:: Supplied information ::

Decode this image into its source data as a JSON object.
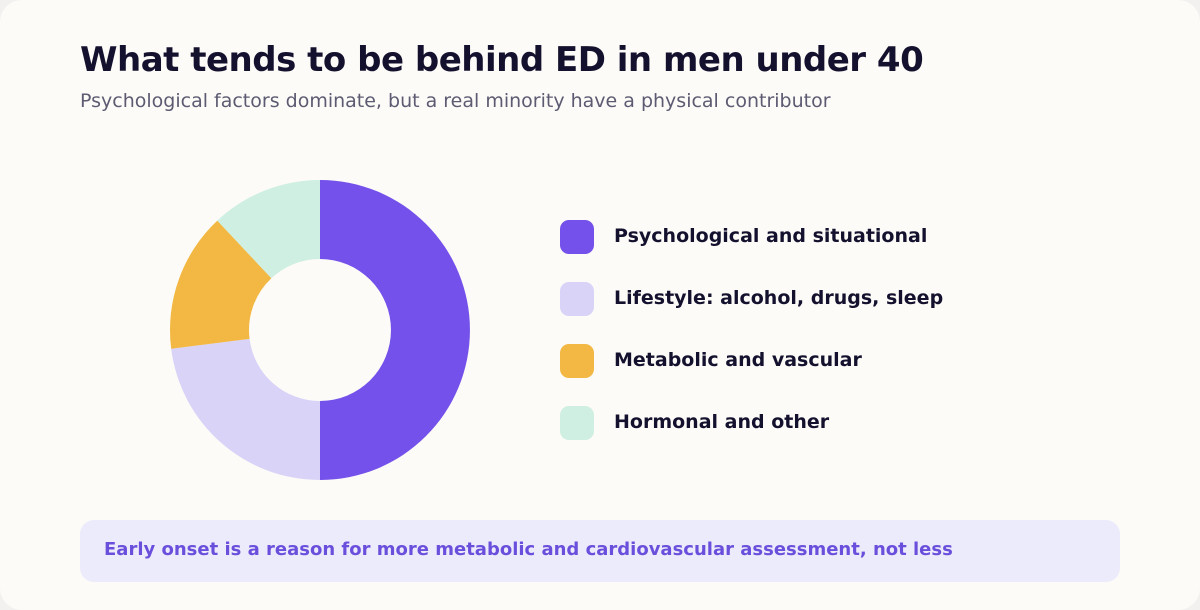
{
  "header": {
    "title": "What tends to be behind ED in men under 40",
    "subtitle": "Psychological factors dominate, but a real minority have a physical contributor"
  },
  "chart_data": {
    "type": "pie",
    "donut": true,
    "title": "What tends to be behind ED in men under 40",
    "subtitle": "Psychological factors dominate, but a real minority have a physical contributor",
    "legend_position": "right",
    "slices": [
      {
        "label": "Psychological and situational",
        "value": 50,
        "color": "#7451ea"
      },
      {
        "label": "Lifestyle: alcohol, drugs, sleep",
        "value": 23,
        "color": "#d9d3f8"
      },
      {
        "label": "Metabolic and vascular",
        "value": 15,
        "color": "#f2b843"
      },
      {
        "label": "Hormonal and other",
        "value": 12,
        "color": "#ceefe2"
      }
    ]
  },
  "note": {
    "text": "Early onset is a reason for more metabolic and cardiovascular assessment, not less"
  }
}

:: Problem description ::
Reproduce each line exactly, please, except for any pictures.

:: Solution to this exercise ::
Decode this image into its source data as a JSON object.
{
  "header": {
    "title": "What tends to be behind ED in men under 40",
    "subtitle": "Psychological factors dominate, but a real minority have a physical contributor"
  },
  "chart_data": {
    "type": "pie",
    "donut": true,
    "title": "What tends to be behind ED in men under 40",
    "subtitle": "Psychological factors dominate, but a real minority have a physical contributor",
    "legend_position": "right",
    "slices": [
      {
        "label": "Psychological and situational",
        "value": 50,
        "color": "#7451ea"
      },
      {
        "label": "Lifestyle: alcohol, drugs, sleep",
        "value": 23,
        "color": "#d9d3f8"
      },
      {
        "label": "Metabolic and vascular",
        "value": 15,
        "color": "#f2b843"
      },
      {
        "label": "Hormonal and other",
        "value": 12,
        "color": "#ceefe2"
      }
    ]
  },
  "note": {
    "text": "Early onset is a reason for more metabolic and cardiovascular assessment, not less"
  }
}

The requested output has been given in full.